Exercise objective
Search the listing for the string "article" and copy every line that contains it.

Input
++++++++++++++++++++
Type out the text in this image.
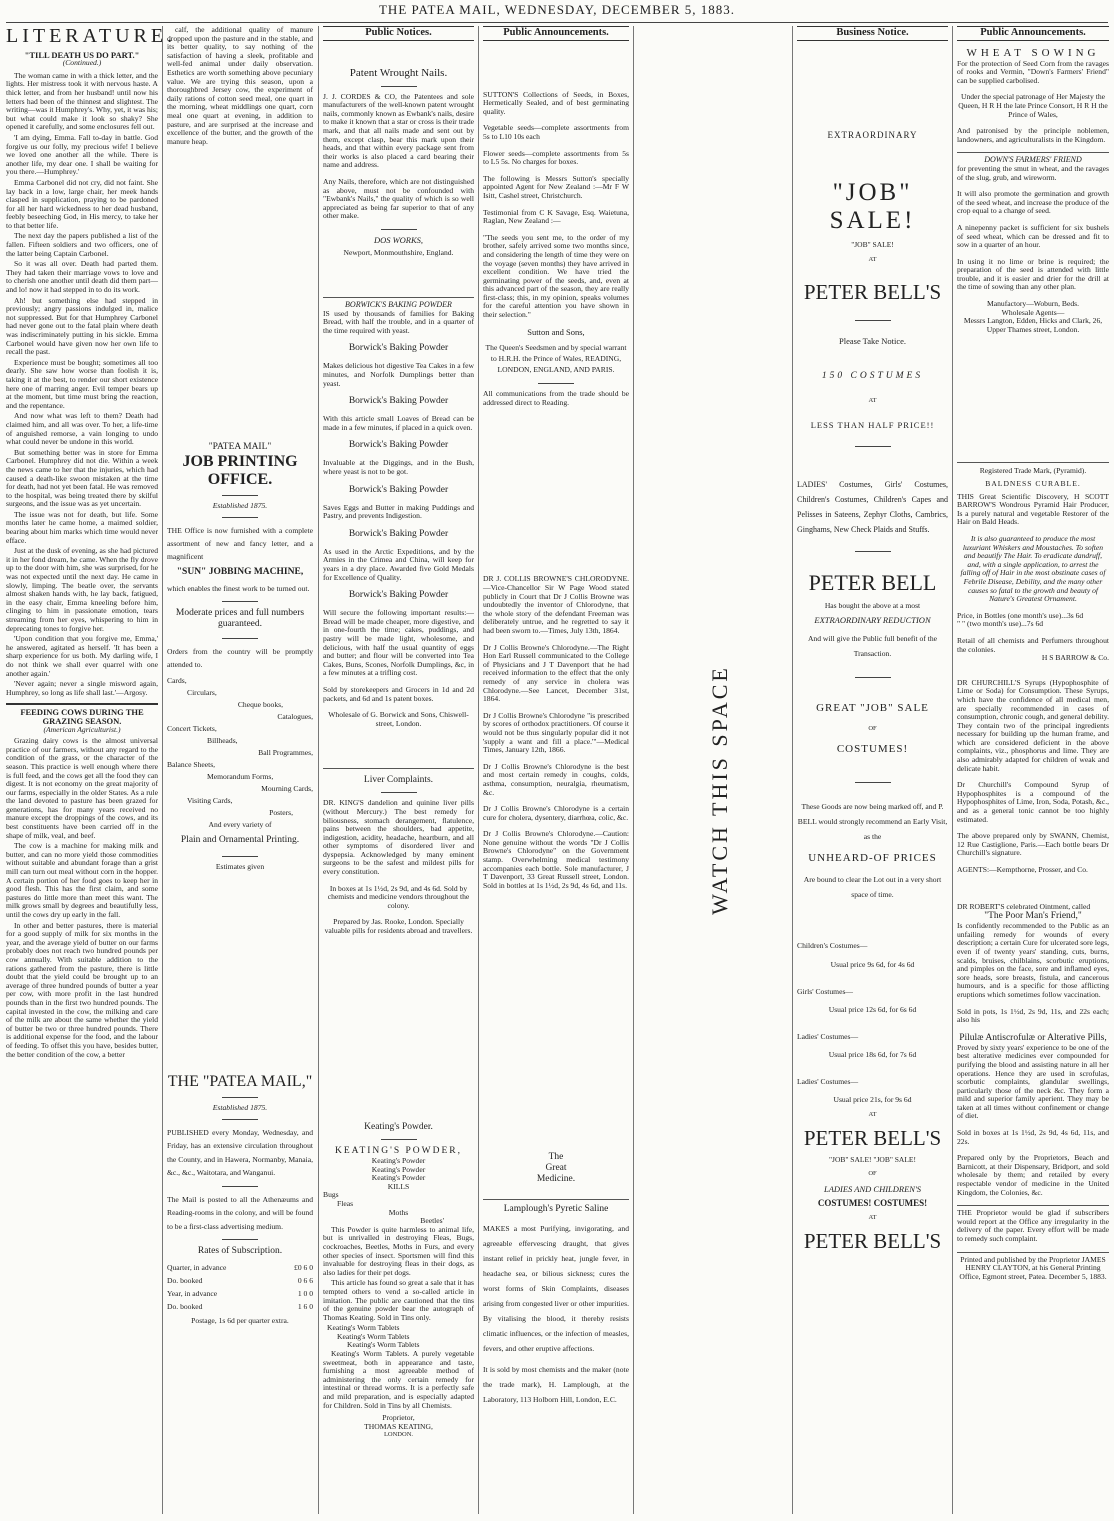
THE PATEA MAIL, WEDNESDAY, DECEMBER 5, 1883.
LITERATURE.
"TILL DEATH US DO PART."
(Continued.)
The woman came in with a thick letter, and the lights. Her mistress took it with nervous haste. A thick letter, and from her husband! until now his letters had been of the thinnest and slightest. The writing—was it Humphrey's. Why, yet, it was his; but what could make it look so shaky? She opened it carefully, and some enclosures fell out.
'I am dying, Emma. Fall to-day in battle. God forgive us our folly, my precious wife! I believe we loved one another all the while. There is another life, my dear one. I shall be waiting for you there.—Humphrey.'
Emma Carbonel did not cry, did not faint. She lay back in a low, large chair, her meek hands clasped in supplication, praying to be pardoned for all her hard wickedness to her dead husband, feebly beseeching God, in His mercy, to take her to that better life.
The next day the papers published a list of the fallen. Fifteen soldiers and two officers, one of the latter being Captain Carbonel.
So it was all over. Death had parted them. They had taken their marriage vows to love and to cherish one another until death did them part—and lo! now it had stepped in to do its work.
Ah! but something else had stepped in previously; angry passions indulged in, malice not suppressed. But for that Humphrey Carbonel had never gone out to the fatal plain where death was indiscriminately putting in his sickle. Emma Carbonel would have given now her own life to recall the past.
Experience must be bought; sometimes all too dearly. She saw how worse than foolish it is, taking it at the best, to render our short existence here one of marring anger. Evil temper bears up at the moment, but time must bring the reaction, and the repentance.
And now what was left to them? Death had claimed him, and all was over. To her, a life-time of anguished remorse, a vain longing to undo what could never be undone in this world.
But something better was in store for Emma Carbonel. Humphrey did not die. Within a week the news came to her that the injuries, which had caused a death-like swoon mistaken at the time for death, had not yet been fatal. He was removed to the hospital, was being treated there by skilful surgeons, and the issue was as yet uncertain.
The issue was not for death, but life. Some months later he came home, a maimed soldier, bearing about him marks which time would never efface.
Just at the dusk of evening, as she had pictured it in her fond dream, he came. When the fly drove up to the door with him, she was surprised, for he was not expected until the next day. He came in slowly, limping. The beatle over, the servants almost shaken hands with, he lay back, fatigued, in the easy chair, Emma kneeling before him, clinging to him in passionate emotion, tears streaming from her eyes, whispering to him in deprecating tones to forgive her.
'Upon condition that you forgive me, Emma,' he answered, agitated as herself. 'It has been a sharp experience for us both. My darling wife, I do not think we shall ever quarrel with one another again.'
'Never again; never a single misword again, Humphrey, so long as life shall last.'—Argosy.
FEEDING COWS DURING THE GRAZING SEASON.
(American Agriculturist.)
Grazing dairy cows is the almost universal practice of our farmers, without any regard to the condition of the grass, or the character of the season. This practice is well enough where there is full feed, and the cows get all the food they can digest. It is not economy on the great majority of our farms, especially in the older States. As a rule the land devoted to pasture has been grazed for generations, has for many years received no manure except the droppings of the cows, and its best constituents have been carried off in the shape of milk, veal, and beef.
The cow is a machine for making milk and butter, and can no more yield those commodities without suitable and abundant forage than a grist mill can turn out meal without corn in the hopper. A certain portion of her food goes to keep her in good flesh. This has the first claim, and some pastures do little more than meet this want. The milk grows small by degrees and beautifully less, until the cows dry up early in the fall.
In other and better pastures, there is material for a good supply of milk for six months in the year, and the average yield of butter on our farms probably does not reach two hundred pounds per cow annually. With suitable addition to the rations gathered from the pasture, there is little doubt that the yield could be brought up to an average of three hundred pounds of butter a year per cow, with more profit in the last hundred pounds than in the first two hundred pounds. The capital invested in the cow, the milking and care of the milk are about the same whether the yield of butter be two or three hundred pounds. There is additional expense for the food, and the labour of feeding. To offset this you have, besides butter, the better condition of the cow, a better
calf, the additional quality of manure dropped upon the pasture and in the stable, and its better quality, to say nothing of the satisfaction of having a sleek, profitable and well-fed animal under daily observation. Esthetics are worth something above pecuniary value. We are trying this season, upon a thoroughbred Jersey cow, the experiment of daily rations of cotton seed meal, one quart in the morning, wheat middlings one quart, corn meal one quart at evening, in addition to pasture, and are surprised at the increase and excellence of the butter, and the growth of the manure heap.
"PATEA MAIL"
JOB PRINTING OFFICE.
Established 1875.
THE Office is now furnished with a complete assortment of new and fancy letter, and a magnificent
"SUN" JOBBING MACHINE,
which enables the finest work to be turned out.
Moderate prices and full numbers guaranteed.
Orders from the country will be promptly attended to.
Cards,
Circulars,
Cheque books,
Catalogues,
Concert Tickets,
Billheads,
Ball Programmes,
Balance Sheets,
Memorandum Forms,
Mourning Cards,
Visiting Cards,
Posters,
And every variety of
Plain and Ornamental Printing.
Estimates given
THE "PATEA MAIL,"
Established 1875.
PUBLISHED every Monday, Wednesday, and Friday, has an extensive circulation throughout the County, and in Hawera, Normanby, Manaia, &c., &c., Waitotara, and Wanganui.
The Mail is posted to all the Athenæums and Reading-rooms in the colony, and will be found to be a first-class advertising medium.
Rates of Subscription.
Quarter, in advance	£0 6 0
Do. booked	0 6 6
Year, in advance	1 0 0
Do. booked	1 6 0
Postage, 1s 6d per quarter extra.
Public Notices.
Patent Wrought Nails.
J. J. CORDES & CO, the Patentees and sole manufacturers of the well-known patent wrought nails, commonly known as Ewbank's nails, desire to make it known that a star or cross is their trade mark, and that all nails made and sent out by them, except clasp, bear this mark upon their heads, and that within every package sent from their works is also placed a card bearing their name and address.
Any Nails, therefore, which are not distinguished as above, must not be confounded with "Ewbank's Nails," the quality of which is so well appreciated as being far superior to that of any other make.
DOS WORKS,
Newport, Monmouthshire, England.
BORWICK'S BAKING POWDER
IS used by thousands of families for Baking Bread, with half the trouble, and in a quarter of the time required with yeast.
Borwick's Baking Powder
Makes delicious hot digestive Tea Cakes in a few minutes, and Norfolk Dumplings better than yeast.
Borwick's Baking Powder
With this article small Loaves of Bread can be made in a few minutes, if placed in a quick oven.
Borwick's Baking Powder
Invaluable at the Diggings, and in the Bush, where yeast is not to be got.
Borwick's Baking Powder
Saves Eggs and Butter in making Puddings and Pastry, and prevents Indigestion.
Borwick's Baking Powder
As used in the Arctic Expeditions, and by the Armies in the Crimea and China, will keep for years in a dry place. Awarded five Gold Medals for Excellence of Quality.
Borwick's Baking Powder
Will secure the following important results:—Bread will be made cheaper, more digestive, and in one-fourth the time; cakes, puddings, and pastry will be made light, wholesome, and delicious, with half the usual quantity of eggs and butter; and flour will be converted into Tea Cakes, Buns, Scones, Norfolk Dumplings, &c, in a few minutes at a trifling cost.
Sold by storekeepers and Grocers in 1d and 2d packets, and 6d and 1s patent boxes.
Wholesale of G. Borwick and Sons, Chiswell-street, London.
Liver Complaints.
DR. KING'S dandelion and quinine liver pills (without Mercury.) The best remedy for biliousness, stomach derangement, flatulence, pains between the shoulders, bad appetite, indigestion, acidity, headache, heartburn, and all other symptoms of disordered liver and dyspepsia. Acknowledged by many eminent surgeons to be the safest and mildest pills for every constitution.
In boxes at 1s 1½d, 2s 9d, and 4s 6d. Sold by chemists and medicine vendors throughout the colony.
Prepared by Jas. Rooke, London. Specially valuable pills for residents abroad and travellers.
Keating's Powder.
KEATING'S POWDER,
Keating's Powder
Keating's Powder
Keating's Powder
KILLS
Bugs
Fleas
Moths
Beetles'
This Powder is quite harmless to animal life, but is unrivalled in destroying Fleas, Bugs, cockroaches, Beetles, Moths in Furs, and every other species of insect. Sportsmen will find this invaluable for destroying fleas in their dogs, as also ladies for their pet dogs.
This article has found so great a sale that it has tempted others to vend a so-called article in imitation. The public are cautioned that the tins of the genuine powder bear the autograph of Thomas Keating. Sold in Tins only.
Keating's Worm Tablets
Keating's Worm Tablets
Keating's Worm Tablets
Keating's Worm Tablets. A purely vegetable sweetmeat, both in appearance and taste, furnishing a most agreeable method of administering the only certain remedy for intestinal or thread worms. It is a perfectly safe and mild preparation, and is especially adapted for Children. Sold in Tins by all Chemists.
Proprietor,
THOMAS KEATING,
LONDON.
Public Announcements.
SUTTON'S Collections of Seeds, in Boxes, Hermetically Sealed, and of best germinating quality.
Vegetable seeds—complete assortments from 5s to L10 10s each
Flower seeds—complete assortments from 5s to L5 5s. No charges for boxes.
The following is Messrs Sutton's specially appointed Agent for New Zealand :—Mr F W Isitt, Cashel street, Christchurch.
Testimonial from C K Savage, Esq. Waietuna, Raglan, New Zealand :—
"The seeds you sent me, to the order of my brother, safely arrived some two months since, and considering the length of time they were on the voyage (seven months) they have arrived in excellent condition. We have tried the germinating power of the seeds, and, even at this advanced part of the season, they are really first-class; this, in my opinion, speaks volumes for the careful attention you have shown in their selection."
Sutton and Sons,
The Queen's Seedsmen and by special warrant to H.R.H. the Prince of Wales, READING, LONDON, ENGLAND, AND PARIS.
All communications from the trade should be addressed direct to Reading.
DR J. COLLIS BROWNE'S CHLORODYNE.—Vice-Chancellor Sir W Page Wood stated publicly in Court that Dr J Collis Browne was undoubtedly the inventor of Chlorodyne, that the whole story of the defendant Freeman was deliberately untrue, and he regretted to say it had been sworn to.—Times, July 13th, 1864.
Dr J Collis Browne's Chlorodyne.—The Right Hon Earl Russell communicated to the College of Physicians and J T Davenport that he had received information to the effect that the only remedy of any service in cholera was Chlorodyne.—See Lancet, December 31st, 1864.
Dr J Collis Browne's Chlorodyne "is prescribed by scores of orthodox practitioners. Of course it would not be thus singularly popular did it not 'supply a want and fill a place.'"—Medical Times, January 12th, 1866.
Dr J Collis Browne's Chlorodyne is the best and most certain remedy in coughs, colds, asthma, consumption, neuralgia, rheumatism, &c.
Dr J Collis Browne's Chlorodyne is a certain cure for cholera, dysentery, diarrhœa, colic, &c.
Dr J Collis Browne's Chlorodyne.—Caution: None genuine without the words "Dr J Collis Browne's Chlorodyne" on the Government stamp. Overwhelming medical testimony accompanies each bottle. Sole manufacturer, J T Davenport, 33 Great Russell street, London. Sold in bottles at 1s 1½d, 2s 9d, 4s 6d, and 11s.
The
Great
Medicine.
Lamplough's Pyretic Saline
MAKES a most Purifying, invigorating, and agreeable effervescing draught, that gives instant relief in prickly heat, jungle fever, in headache sea, or bilious sickness; cures the worst forms of Skin Complaints, diseases arising from congested liver or other impurities. By vitalising the blood, it thereby resists climatic influences, or the infection of measles, fevers, and other eruptive affections.
It is sold by most chemists and the maker (note the trade mark), H. Lamplough, at the Laboratory, 113 Holborn Hill, London, E.C.
WATCH THIS SPACE
Business Notice.
EXTRAORDINARY
"JOB" SALE!
"JOB" SALE!
AT
PETER BELL'S
Please Take Notice.
150 COSTUMES
AT
LESS THAN HALF PRICE!!
LADIES' Costumes, Girls' Costumes, Children's Costumes, Children's Capes and Pelisses in Sateens, Zephyr Cloths, Cambrics, Ginghams, New Check Plaids and Stuffs.
PETER BELL
Has bought the above at a most
EXTRAORDINARY REDUCTION
And will give the Public full benefit of the Transaction.
GREAT "JOB" SALE
OF
COSTUMES!
These Goods are now being marked off, and P. BELL would strongly recommend an Early Visit, as the
UNHEARD-OF PRICES
Are bound to clear the Lot out in a very short space of time.
Children's Costumes—
Usual price 9s 6d, for 4s 6d
Girls' Costumes—
Usual price 12s 6d, for 6s 6d
Ladies' Costumes—
Usual price 18s 6d, for 7s 6d
Ladies' Costumes—
Usual price 21s, for 9s 6d
AT
PETER BELL'S
"JOB" SALE! "JOB" SALE!
OF
LADIES AND CHILDREN'S
COSTUMES! COSTUMES!
AT
PETER BELL'S
Public Announcements.
WHEAT SOWING
For the protection of Seed Corn from the ravages of rooks and Vermin, "Down's Farmers' Friend" can be supplied carbolised.
Under the special patronage of Her Majesty the Queen, H R H the late Prince Consort, H R H the Prince of Wales,
And patronised by the principle noblemen, landowners, and agriculturalists in the Kingdom.
DOWN'S FARMERS' FRIEND
for preventing the smut in wheat, and the ravages of the slug, grub, and wireworm.
It will also promote the germination and growth of the seed wheat, and increase the produce of the crop equal to a change of seed.
A ninepenny packet is sufficient for six bushels of seed wheat, which can be dressed and fit to sow in a quarter of an hour.
In using it no lime or brine is required; the preparation of the seed is attended with little trouble, and it is easier and drier for the drill at the time of sowing than any other plan.
Manufactory—Woburn, Beds.
Wholesale Agents—
Messrs Langton, Edden, Hicks and Clark, 26, Upper Thames street, London.
Registered Trade Mark, (Pyramid).
BALDNESS CURABLE.
THIS Great Scientific Discovery, H SCOTT BARROW'S Wondrous Pyramid Hair Producer, Is a purely natural and vegetable Restorer of the Hair on Bald Heads.
It is also guaranteed to produce the most luxuriant Whiskers and Moustaches. To soften and beautify The Hair. To eradicate dandruff, and, with a single application, to arrest the falling off of Hair in the most obstinate cases of Febrile Disease, Debility, and the many other causes so fatal to the growth and beauty of Nature's Greatest Ornament.
Price, in Bottles (one month's use)...3s 6d
" " (two month's use)...7s 6d
Retail of all chemists and Perfumers throughout the colonies.
H S BARROW & Co.
DR CHURCHILL'S Syrups (Hypophosphite of Lime or Soda) for Consumption. These Syrups, which have the confidence of all medical men, are specially recommended in cases of consumption, chronic cough, and general debility. They contain two of the principal ingredients necessary for building up the human frame, and which are considered deficient in the above complaints, viz., phosphorus and lime. They are also admirably adapted for children of weak and delicate habit.
Dr Churchill's Compound Syrup of Hypophosphites is a compound of the Hypophosphites of Lime, Iron, Soda, Potash, &c., and as a general tonic cannot be too highly estimated.
The above prepared only by SWANN, Chemist, 12 Rue Castiglione, Paris.—Each bottle bears Dr Churchill's signature.
AGENTS:—Kempthorne, Prosser, and Co.
DR ROBERT'S celebrated Ointment, called
"The Poor Man's Friend,"
Is confidently recommended to the Public as an unfailing remedy for wounds of every description; a certain Cure for ulcerated sore legs, even if of twenty years' standing, cuts, burns, scalds, bruises, chilblains, scorbutic eruptions, and pimples on the face, sore and inflamed eyes, sore heads, sore breasts, fistula, and cancerous humours, and is a specific for those afflicting eruptions which sometimes follow vaccination.
Sold in pots, 1s 1½d, 2s 9d, 11s, and 22s each; also his
Pilulæ Antiscrofulæ or Alterative Pills,
Proved by sixty years' experience to be one of the best alterative medicines ever compounded for purifying the blood and assisting nature in all her operations. Hence they are used in scrofulas, scorbutic complaints, glandular swellings, particularly those of the neck &c. They form a mild and superior family aperient. They may be taken at all times without confinement or change of diet.
Sold in boxes at 1s 1½d, 2s 9d, 4s 6d, 11s, and 22s.
Prepared only by the Proprietors, Beach and Barnicott, at their Dispensary, Bridport, and sold wholesale by them; and retailed by every respectable vendor of medicine in the United Kingdom, the Colonies, &c.
THE Proprietor would be glad if subscribers would report at the Office any irregularity in the delivery of the paper. Every effort will be made to remedy such complaint.
Printed and published by the Proprietor JAMES HENRY CLAYTON, at his General Printing Office, Egmont street, Patea. December 5, 1883.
++++++++++++++++++++
Solution to this problem
With this article small Loaves of Bread can be made in a few minutes, if placed in a quick oven.
This article has found so great a sale that it has tempted others to vend a so-called article in imitation. The public are cautioned that the tins of the genuine powder bear the autograph of Thomas Keating. Sold in Tins only.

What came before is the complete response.